▶ **Given instruction**: All of the lines below are to be printed again exactly; images are excluded from the output.

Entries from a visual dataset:
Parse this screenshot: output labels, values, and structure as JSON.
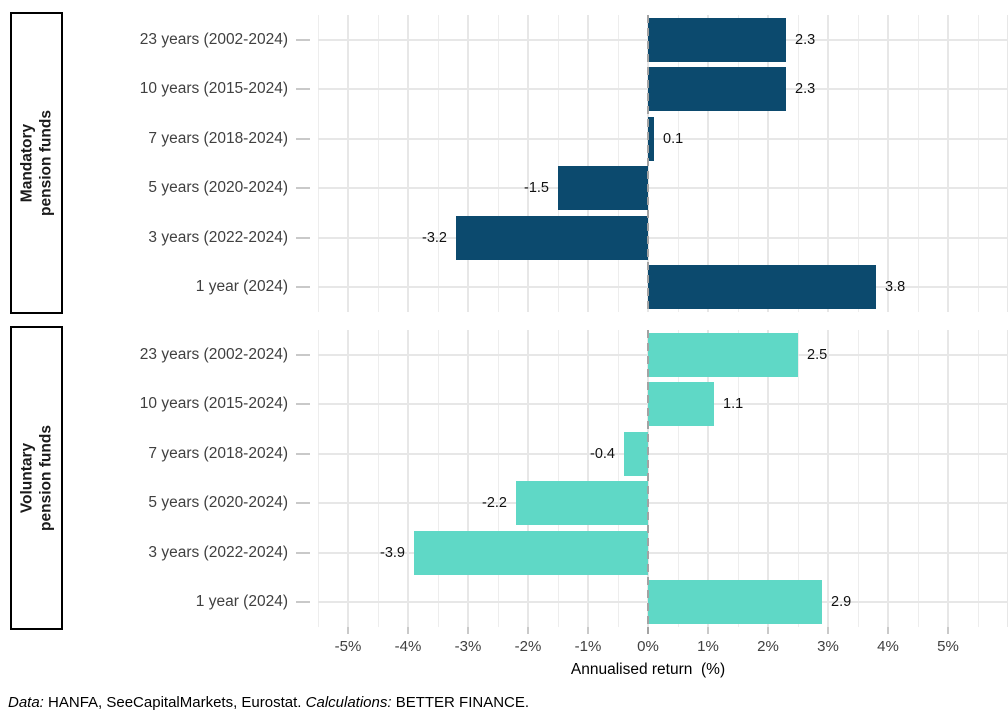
{
  "chart_data": {
    "type": "bar",
    "orientation": "horizontal",
    "categories": [
      "23 years (2002-2024)",
      "10 years (2015-2024)",
      "7 years (2018-2024)",
      "5 years (2020-2024)",
      "3 years (2022-2024)",
      "1 year (2024)"
    ],
    "series": [
      {
        "name": "Mandatory pension funds",
        "strip_lines": [
          "Mandatory",
          "pension funds"
        ],
        "values": [
          2.3,
          2.3,
          0.1,
          -1.5,
          -3.2,
          3.8
        ],
        "color": "#0c4a6e"
      },
      {
        "name": "Voluntary pension funds",
        "strip_lines": [
          "Voluntary",
          "pension funds"
        ],
        "values": [
          2.5,
          1.1,
          -0.4,
          -2.2,
          -3.9,
          2.9
        ],
        "color": "#5fd8c6"
      }
    ],
    "xlabel": "Annualised return  (%)",
    "x_tick_labels": [
      "-5%",
      "-4%",
      "-3%",
      "-2%",
      "-1%",
      "0%",
      "1%",
      "2%",
      "3%",
      "4%",
      "5%"
    ],
    "x_tick_values": [
      -5,
      -4,
      -3,
      -2,
      -1,
      0,
      1,
      2,
      3,
      4,
      5
    ],
    "xlim": [
      -5.5,
      6
    ],
    "grid": true,
    "zero_line": "dashed",
    "legend_position": "none",
    "value_label_decimals": 1
  },
  "colors": {
    "mandatory_bar": "#0c4a6e",
    "voluntary_bar": "#5fd8c6",
    "grid_major": "#e7e7e7",
    "grid_minor": "#ededed",
    "zero_line": "#a3a3a3",
    "tick_mark": "#c9c9c9",
    "axis_text": "#404040",
    "value_text": "#111111",
    "strip_border": "#000000"
  },
  "footer": {
    "data_label": "Data:",
    "data_text": " HANFA, SeeCapitalMarkets, Eurostat. ",
    "calc_label": "Calculations:",
    "calc_text": " BETTER FINANCE."
  }
}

▶ **Response to this task**:
Parse this screenshot: output labels, values, and structure as JSON.
{
  "chart_data": {
    "type": "bar",
    "orientation": "horizontal",
    "categories": [
      "23 years (2002-2024)",
      "10 years (2015-2024)",
      "7 years (2018-2024)",
      "5 years (2020-2024)",
      "3 years (2022-2024)",
      "1 year (2024)"
    ],
    "series": [
      {
        "name": "Mandatory pension funds",
        "strip_lines": [
          "Mandatory",
          "pension funds"
        ],
        "values": [
          2.3,
          2.3,
          0.1,
          -1.5,
          -3.2,
          3.8
        ],
        "color": "#0c4a6e"
      },
      {
        "name": "Voluntary pension funds",
        "strip_lines": [
          "Voluntary",
          "pension funds"
        ],
        "values": [
          2.5,
          1.1,
          -0.4,
          -2.2,
          -3.9,
          2.9
        ],
        "color": "#5fd8c6"
      }
    ],
    "xlabel": "Annualised return  (%)",
    "x_tick_labels": [
      "-5%",
      "-4%",
      "-3%",
      "-2%",
      "-1%",
      "0%",
      "1%",
      "2%",
      "3%",
      "4%",
      "5%"
    ],
    "x_tick_values": [
      -5,
      -4,
      -3,
      -2,
      -1,
      0,
      1,
      2,
      3,
      4,
      5
    ],
    "xlim": [
      -5.5,
      6
    ],
    "grid": true,
    "zero_line": "dashed",
    "legend_position": "none",
    "value_label_decimals": 1
  },
  "colors": {
    "mandatory_bar": "#0c4a6e",
    "voluntary_bar": "#5fd8c6",
    "grid_major": "#e7e7e7",
    "grid_minor": "#ededed",
    "zero_line": "#a3a3a3",
    "tick_mark": "#c9c9c9",
    "axis_text": "#404040",
    "value_text": "#111111",
    "strip_border": "#000000"
  },
  "footer": {
    "data_label": "Data:",
    "data_text": " HANFA, SeeCapitalMarkets, Eurostat. ",
    "calc_label": "Calculations:",
    "calc_text": " BETTER FINANCE."
  }
}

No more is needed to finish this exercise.